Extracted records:
────────────────────

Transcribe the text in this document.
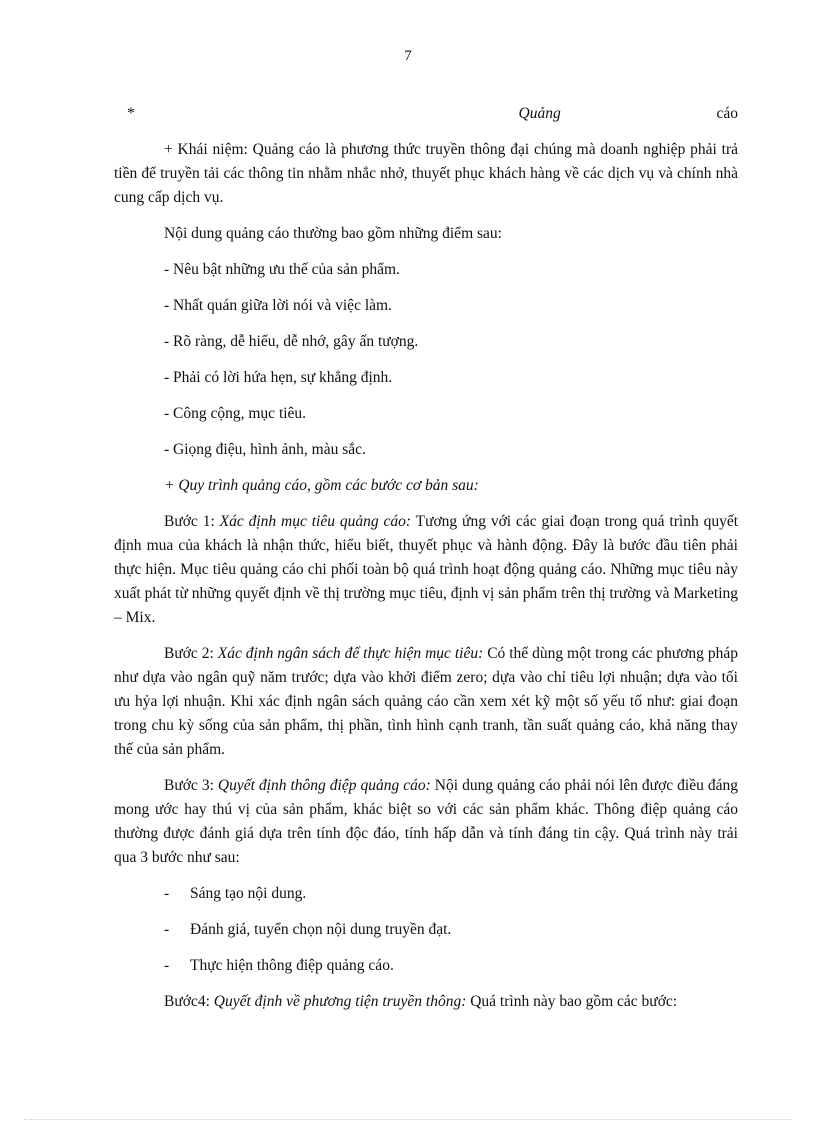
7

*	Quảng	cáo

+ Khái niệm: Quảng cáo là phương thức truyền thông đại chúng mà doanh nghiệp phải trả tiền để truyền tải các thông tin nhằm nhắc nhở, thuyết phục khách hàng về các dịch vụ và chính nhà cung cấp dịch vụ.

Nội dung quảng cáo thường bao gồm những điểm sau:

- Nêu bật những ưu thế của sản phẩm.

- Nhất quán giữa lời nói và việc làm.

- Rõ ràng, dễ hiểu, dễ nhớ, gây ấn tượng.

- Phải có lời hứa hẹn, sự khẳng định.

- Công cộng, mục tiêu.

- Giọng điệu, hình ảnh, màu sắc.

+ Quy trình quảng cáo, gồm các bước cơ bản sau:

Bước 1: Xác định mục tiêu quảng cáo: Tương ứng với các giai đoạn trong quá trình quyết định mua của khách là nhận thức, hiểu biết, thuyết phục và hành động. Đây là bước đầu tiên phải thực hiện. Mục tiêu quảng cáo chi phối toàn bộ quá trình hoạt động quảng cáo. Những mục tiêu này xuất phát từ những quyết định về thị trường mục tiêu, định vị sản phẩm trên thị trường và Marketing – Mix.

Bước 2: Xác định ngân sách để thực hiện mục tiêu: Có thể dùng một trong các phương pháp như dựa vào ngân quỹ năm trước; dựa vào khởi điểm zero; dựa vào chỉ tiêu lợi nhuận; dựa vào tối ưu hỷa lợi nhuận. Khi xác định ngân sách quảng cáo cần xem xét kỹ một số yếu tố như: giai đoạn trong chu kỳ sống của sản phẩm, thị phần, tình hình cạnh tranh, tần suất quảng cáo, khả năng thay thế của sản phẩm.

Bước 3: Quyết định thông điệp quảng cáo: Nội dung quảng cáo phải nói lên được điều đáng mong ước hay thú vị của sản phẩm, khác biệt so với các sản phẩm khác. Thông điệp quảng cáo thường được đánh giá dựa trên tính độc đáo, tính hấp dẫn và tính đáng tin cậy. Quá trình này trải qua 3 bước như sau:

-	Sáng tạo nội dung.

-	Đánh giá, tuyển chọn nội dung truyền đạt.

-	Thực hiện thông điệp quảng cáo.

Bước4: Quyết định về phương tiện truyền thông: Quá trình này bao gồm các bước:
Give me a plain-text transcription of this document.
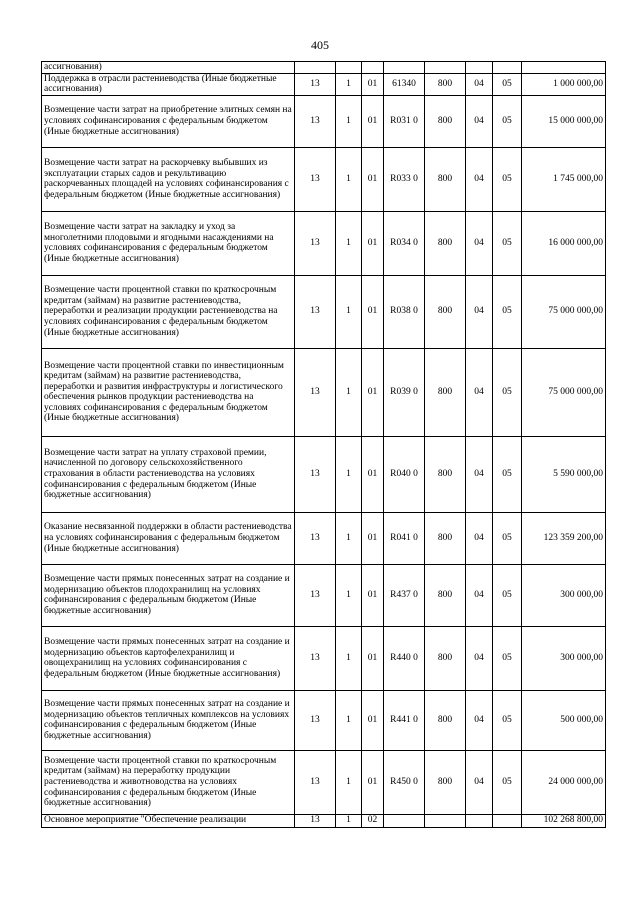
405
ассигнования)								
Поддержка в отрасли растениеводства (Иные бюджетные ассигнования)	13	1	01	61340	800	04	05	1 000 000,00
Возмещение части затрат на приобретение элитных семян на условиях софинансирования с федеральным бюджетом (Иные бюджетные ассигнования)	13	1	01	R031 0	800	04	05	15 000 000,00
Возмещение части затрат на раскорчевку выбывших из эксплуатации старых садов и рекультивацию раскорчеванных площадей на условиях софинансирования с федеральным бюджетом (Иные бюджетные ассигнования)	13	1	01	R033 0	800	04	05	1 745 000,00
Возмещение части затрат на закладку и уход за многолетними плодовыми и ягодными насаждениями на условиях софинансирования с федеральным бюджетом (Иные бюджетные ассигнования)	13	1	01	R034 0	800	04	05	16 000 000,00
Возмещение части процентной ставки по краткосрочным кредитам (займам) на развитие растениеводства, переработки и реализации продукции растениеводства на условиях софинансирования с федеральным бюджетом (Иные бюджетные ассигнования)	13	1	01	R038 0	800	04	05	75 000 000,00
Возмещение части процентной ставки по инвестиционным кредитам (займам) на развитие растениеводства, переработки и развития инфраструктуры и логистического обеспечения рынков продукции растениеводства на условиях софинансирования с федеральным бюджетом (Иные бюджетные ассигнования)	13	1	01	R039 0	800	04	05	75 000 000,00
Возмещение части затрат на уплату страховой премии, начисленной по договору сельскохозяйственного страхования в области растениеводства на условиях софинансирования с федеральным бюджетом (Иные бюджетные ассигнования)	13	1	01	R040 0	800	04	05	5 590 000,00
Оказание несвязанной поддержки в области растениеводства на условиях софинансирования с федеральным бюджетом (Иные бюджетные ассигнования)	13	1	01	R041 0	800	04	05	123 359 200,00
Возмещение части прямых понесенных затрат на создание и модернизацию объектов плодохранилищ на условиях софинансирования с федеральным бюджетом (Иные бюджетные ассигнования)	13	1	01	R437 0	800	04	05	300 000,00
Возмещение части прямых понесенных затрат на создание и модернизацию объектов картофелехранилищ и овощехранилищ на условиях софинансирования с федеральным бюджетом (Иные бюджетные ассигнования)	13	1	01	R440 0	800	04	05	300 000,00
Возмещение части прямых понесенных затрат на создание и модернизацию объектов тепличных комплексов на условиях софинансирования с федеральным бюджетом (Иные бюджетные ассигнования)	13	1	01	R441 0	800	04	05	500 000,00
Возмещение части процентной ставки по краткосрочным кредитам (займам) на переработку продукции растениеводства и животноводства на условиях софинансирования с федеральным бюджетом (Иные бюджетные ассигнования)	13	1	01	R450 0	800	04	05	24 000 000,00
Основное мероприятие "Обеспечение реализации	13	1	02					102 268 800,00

────────────────────

YOUR TASK: Gather all the lines that include the word "thông" and copy them out.

COMPLETED EXERCISE:
+ Khái niệm: Quảng cáo là phương thức truyền thông đại chúng mà doanh nghiệp phải trả tiền để truyền tải các thông tin nhằm nhắc nhở, thuyết phục khách hàng về các dịch vụ và chính nhà cung cấp dịch vụ.
Bước 3: Quyết định thông điệp quảng cáo: Nội dung quảng cáo phải nói lên được điều đáng mong ước hay thú vị của sản phẩm, khác biệt so với các sản phẩm khác. Thông điệp quảng cáo thường được đánh giá dựa trên tính độc đáo, tính hấp dẫn và tính đáng tin cậy. Quá trình này trải qua 3 bước như sau:
-	Thực hiện thông điệp quảng cáo.
Bước4: Quyết định về phương tiện truyền thông: Quá trình này bao gồm các bước:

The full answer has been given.